━━ Data listing

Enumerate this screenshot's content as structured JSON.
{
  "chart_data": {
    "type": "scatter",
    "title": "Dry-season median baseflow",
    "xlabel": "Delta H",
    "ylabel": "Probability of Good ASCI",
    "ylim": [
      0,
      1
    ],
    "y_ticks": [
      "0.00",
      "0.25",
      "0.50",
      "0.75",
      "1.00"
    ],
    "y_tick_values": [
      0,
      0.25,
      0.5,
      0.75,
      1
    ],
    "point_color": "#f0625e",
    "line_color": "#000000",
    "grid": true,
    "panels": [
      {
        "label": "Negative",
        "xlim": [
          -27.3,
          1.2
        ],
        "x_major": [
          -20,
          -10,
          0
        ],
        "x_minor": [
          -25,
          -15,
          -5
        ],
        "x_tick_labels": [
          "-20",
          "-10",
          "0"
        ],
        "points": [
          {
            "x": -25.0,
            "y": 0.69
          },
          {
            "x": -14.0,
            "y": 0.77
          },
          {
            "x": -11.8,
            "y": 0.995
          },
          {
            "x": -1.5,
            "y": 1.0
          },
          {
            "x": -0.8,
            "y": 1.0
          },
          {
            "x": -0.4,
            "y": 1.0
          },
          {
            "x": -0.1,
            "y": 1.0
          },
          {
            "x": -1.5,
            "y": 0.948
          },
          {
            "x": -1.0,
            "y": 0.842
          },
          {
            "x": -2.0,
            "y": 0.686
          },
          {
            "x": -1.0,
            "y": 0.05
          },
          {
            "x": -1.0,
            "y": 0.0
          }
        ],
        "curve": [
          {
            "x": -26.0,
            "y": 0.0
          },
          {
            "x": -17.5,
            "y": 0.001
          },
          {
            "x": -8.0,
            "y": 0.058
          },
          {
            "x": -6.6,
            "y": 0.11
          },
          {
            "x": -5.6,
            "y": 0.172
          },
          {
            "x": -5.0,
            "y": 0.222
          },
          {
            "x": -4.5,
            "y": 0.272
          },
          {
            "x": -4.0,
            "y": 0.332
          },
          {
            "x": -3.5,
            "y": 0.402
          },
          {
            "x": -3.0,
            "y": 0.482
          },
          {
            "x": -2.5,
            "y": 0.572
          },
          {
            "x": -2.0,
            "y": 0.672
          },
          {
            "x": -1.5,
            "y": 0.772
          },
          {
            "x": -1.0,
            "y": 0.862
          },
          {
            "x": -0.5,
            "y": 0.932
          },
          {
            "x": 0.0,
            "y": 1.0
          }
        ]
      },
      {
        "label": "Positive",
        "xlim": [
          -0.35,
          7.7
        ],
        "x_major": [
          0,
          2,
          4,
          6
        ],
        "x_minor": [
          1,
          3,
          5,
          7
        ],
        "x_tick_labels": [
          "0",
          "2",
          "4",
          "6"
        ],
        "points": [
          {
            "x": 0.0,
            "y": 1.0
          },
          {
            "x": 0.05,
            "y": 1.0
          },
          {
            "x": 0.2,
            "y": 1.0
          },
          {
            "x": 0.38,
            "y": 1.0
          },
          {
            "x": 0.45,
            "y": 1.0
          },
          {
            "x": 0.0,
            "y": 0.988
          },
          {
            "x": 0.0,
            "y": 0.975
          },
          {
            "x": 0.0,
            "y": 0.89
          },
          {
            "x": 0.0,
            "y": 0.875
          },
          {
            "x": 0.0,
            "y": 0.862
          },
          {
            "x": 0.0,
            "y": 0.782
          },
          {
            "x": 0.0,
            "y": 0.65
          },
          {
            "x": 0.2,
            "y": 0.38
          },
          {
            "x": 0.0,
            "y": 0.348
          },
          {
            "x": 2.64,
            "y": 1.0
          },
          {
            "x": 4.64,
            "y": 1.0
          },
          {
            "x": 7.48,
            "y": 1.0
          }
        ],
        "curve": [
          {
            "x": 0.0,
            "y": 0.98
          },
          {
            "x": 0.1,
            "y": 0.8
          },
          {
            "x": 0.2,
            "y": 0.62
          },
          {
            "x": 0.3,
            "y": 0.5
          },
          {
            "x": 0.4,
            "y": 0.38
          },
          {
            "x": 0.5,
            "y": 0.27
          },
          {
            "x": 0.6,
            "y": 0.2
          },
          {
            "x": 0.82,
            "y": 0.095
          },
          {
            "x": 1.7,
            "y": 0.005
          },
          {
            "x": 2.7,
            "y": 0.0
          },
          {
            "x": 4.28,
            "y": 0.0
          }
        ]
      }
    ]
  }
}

━━━━

Aim :: Write all of the records out again exactly.

Reply ::
Enumerate this screenshot's content as structured JSON.
{
  "chart_data": {
    "type": "scatter",
    "title": "Dry-season median baseflow",
    "xlabel": "Delta H",
    "ylabel": "Probability of Good ASCI",
    "ylim": [
      0,
      1
    ],
    "y_ticks": [
      "0.00",
      "0.25",
      "0.50",
      "0.75",
      "1.00"
    ],
    "y_tick_values": [
      0,
      0.25,
      0.5,
      0.75,
      1
    ],
    "point_color": "#f0625e",
    "line_color": "#000000",
    "grid": true,
    "panels": [
      {
        "label": "Negative",
        "xlim": [
          -27.3,
          1.2
        ],
        "x_major": [
          -20,
          -10,
          0
        ],
        "x_minor": [
          -25,
          -15,
          -5
        ],
        "x_tick_labels": [
          "-20",
          "-10",
          "0"
        ],
        "points": [
          {
            "x": -25.0,
            "y": 0.69
          },
          {
            "x": -14.0,
            "y": 0.77
          },
          {
            "x": -11.8,
            "y": 0.995
          },
          {
            "x": -1.5,
            "y": 1.0
          },
          {
            "x": -0.8,
            "y": 1.0
          },
          {
            "x": -0.4,
            "y": 1.0
          },
          {
            "x": -0.1,
            "y": 1.0
          },
          {
            "x": -1.5,
            "y": 0.948
          },
          {
            "x": -1.0,
            "y": 0.842
          },
          {
            "x": -2.0,
            "y": 0.686
          },
          {
            "x": -1.0,
            "y": 0.05
          },
          {
            "x": -1.0,
            "y": 0.0
          }
        ],
        "curve": [
          {
            "x": -26.0,
            "y": 0.0
          },
          {
            "x": -17.5,
            "y": 0.001
          },
          {
            "x": -8.0,
            "y": 0.058
          },
          {
            "x": -6.6,
            "y": 0.11
          },
          {
            "x": -5.6,
            "y": 0.172
          },
          {
            "x": -5.0,
            "y": 0.222
          },
          {
            "x": -4.5,
            "y": 0.272
          },
          {
            "x": -4.0,
            "y": 0.332
          },
          {
            "x": -3.5,
            "y": 0.402
          },
          {
            "x": -3.0,
            "y": 0.482
          },
          {
            "x": -2.5,
            "y": 0.572
          },
          {
            "x": -2.0,
            "y": 0.672
          },
          {
            "x": -1.5,
            "y": 0.772
          },
          {
            "x": -1.0,
            "y": 0.862
          },
          {
            "x": -0.5,
            "y": 0.932
          },
          {
            "x": 0.0,
            "y": 1.0
          }
        ]
      },
      {
        "label": "Positive",
        "xlim": [
          -0.35,
          7.7
        ],
        "x_major": [
          0,
          2,
          4,
          6
        ],
        "x_minor": [
          1,
          3,
          5,
          7
        ],
        "x_tick_labels": [
          "0",
          "2",
          "4",
          "6"
        ],
        "points": [
          {
            "x": 0.0,
            "y": 1.0
          },
          {
            "x": 0.05,
            "y": 1.0
          },
          {
            "x": 0.2,
            "y": 1.0
          },
          {
            "x": 0.38,
            "y": 1.0
          },
          {
            "x": 0.45,
            "y": 1.0
          },
          {
            "x": 0.0,
            "y": 0.988
          },
          {
            "x": 0.0,
            "y": 0.975
          },
          {
            "x": 0.0,
            "y": 0.89
          },
          {
            "x": 0.0,
            "y": 0.875
          },
          {
            "x": 0.0,
            "y": 0.862
          },
          {
            "x": 0.0,
            "y": 0.782
          },
          {
            "x": 0.0,
            "y": 0.65
          },
          {
            "x": 0.2,
            "y": 0.38
          },
          {
            "x": 0.0,
            "y": 0.348
          },
          {
            "x": 2.64,
            "y": 1.0
          },
          {
            "x": 4.64,
            "y": 1.0
          },
          {
            "x": 7.48,
            "y": 1.0
          }
        ],
        "curve": [
          {
            "x": 0.0,
            "y": 0.98
          },
          {
            "x": 0.1,
            "y": 0.8
          },
          {
            "x": 0.2,
            "y": 0.62
          },
          {
            "x": 0.3,
            "y": 0.5
          },
          {
            "x": 0.4,
            "y": 0.38
          },
          {
            "x": 0.5,
            "y": 0.27
          },
          {
            "x": 0.6,
            "y": 0.2
          },
          {
            "x": 0.82,
            "y": 0.095
          },
          {
            "x": 1.7,
            "y": 0.005
          },
          {
            "x": 2.7,
            "y": 0.0
          },
          {
            "x": 4.28,
            "y": 0.0
          }
        ]
      }
    ]
  }
}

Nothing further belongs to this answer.